■ **What you will do**: Return the entries below verbatim. Pictures stay out.
====== Material for the task
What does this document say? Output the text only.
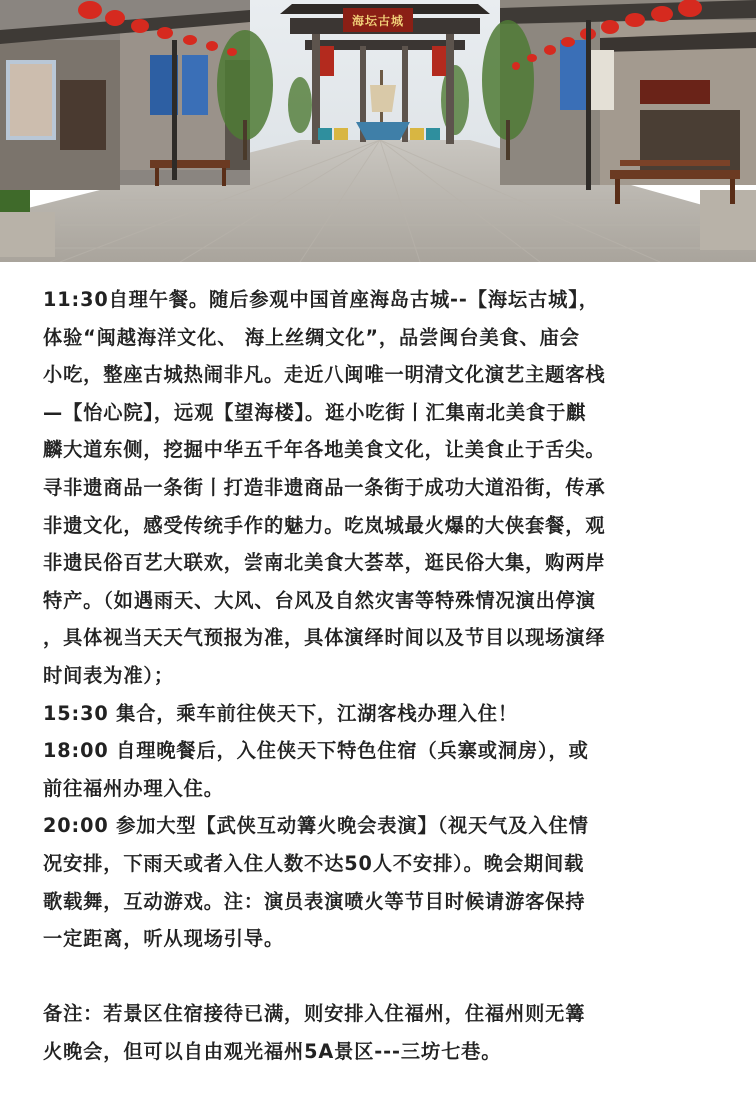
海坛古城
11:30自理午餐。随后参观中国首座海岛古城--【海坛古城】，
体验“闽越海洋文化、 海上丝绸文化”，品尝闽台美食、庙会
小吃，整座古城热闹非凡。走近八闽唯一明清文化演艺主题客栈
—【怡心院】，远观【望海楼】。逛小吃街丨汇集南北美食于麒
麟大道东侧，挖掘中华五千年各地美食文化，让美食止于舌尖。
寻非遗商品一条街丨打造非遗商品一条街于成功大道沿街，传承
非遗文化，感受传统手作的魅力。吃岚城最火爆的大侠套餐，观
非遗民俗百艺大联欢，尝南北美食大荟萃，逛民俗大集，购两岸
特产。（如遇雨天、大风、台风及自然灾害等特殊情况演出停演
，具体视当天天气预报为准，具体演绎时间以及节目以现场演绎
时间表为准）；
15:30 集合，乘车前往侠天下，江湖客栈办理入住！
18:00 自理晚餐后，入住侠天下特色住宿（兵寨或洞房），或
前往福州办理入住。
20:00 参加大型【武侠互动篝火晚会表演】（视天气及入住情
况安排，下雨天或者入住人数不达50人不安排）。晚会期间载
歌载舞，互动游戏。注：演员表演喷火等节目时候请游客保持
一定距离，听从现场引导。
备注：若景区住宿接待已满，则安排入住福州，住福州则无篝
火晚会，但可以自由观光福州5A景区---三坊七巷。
============
■ **Task result**:
What does this document say? Output the text only.
海坛古城
11:30自理午餐。随后参观中国首座海岛古城--【海坛古城】，
体验“闽越海洋文化、 海上丝绸文化”，品尝闽台美食、庙会
小吃，整座古城热闹非凡。走近八闽唯一明清文化演艺主题客栈
—【怡心院】，远观【望海楼】。逛小吃街丨汇集南北美食于麒
麟大道东侧，挖掘中华五千年各地美食文化，让美食止于舌尖。
寻非遗商品一条街丨打造非遗商品一条街于成功大道沿街，传承
非遗文化，感受传统手作的魅力。吃岚城最火爆的大侠套餐，观
非遗民俗百艺大联欢，尝南北美食大荟萃，逛民俗大集，购两岸
特产。（如遇雨天、大风、台风及自然灾害等特殊情况演出停演
，具体视当天天气预报为准，具体演绎时间以及节目以现场演绎
时间表为准）；
15:30 集合，乘车前往侠天下，江湖客栈办理入住！
18:00 自理晚餐后，入住侠天下特色住宿（兵寨或洞房），或
前往福州办理入住。
20:00 参加大型【武侠互动篝火晚会表演】（视天气及入住情
况安排，下雨天或者入住人数不达50人不安排）。晚会期间载
歌载舞，互动游戏。注：演员表演喷火等节目时候请游客保持
一定距离，听从现场引导。
备注：若景区住宿接待已满，则安排入住福州，住福州则无篝
火晚会，但可以自由观光福州5A景区---三坊七巷。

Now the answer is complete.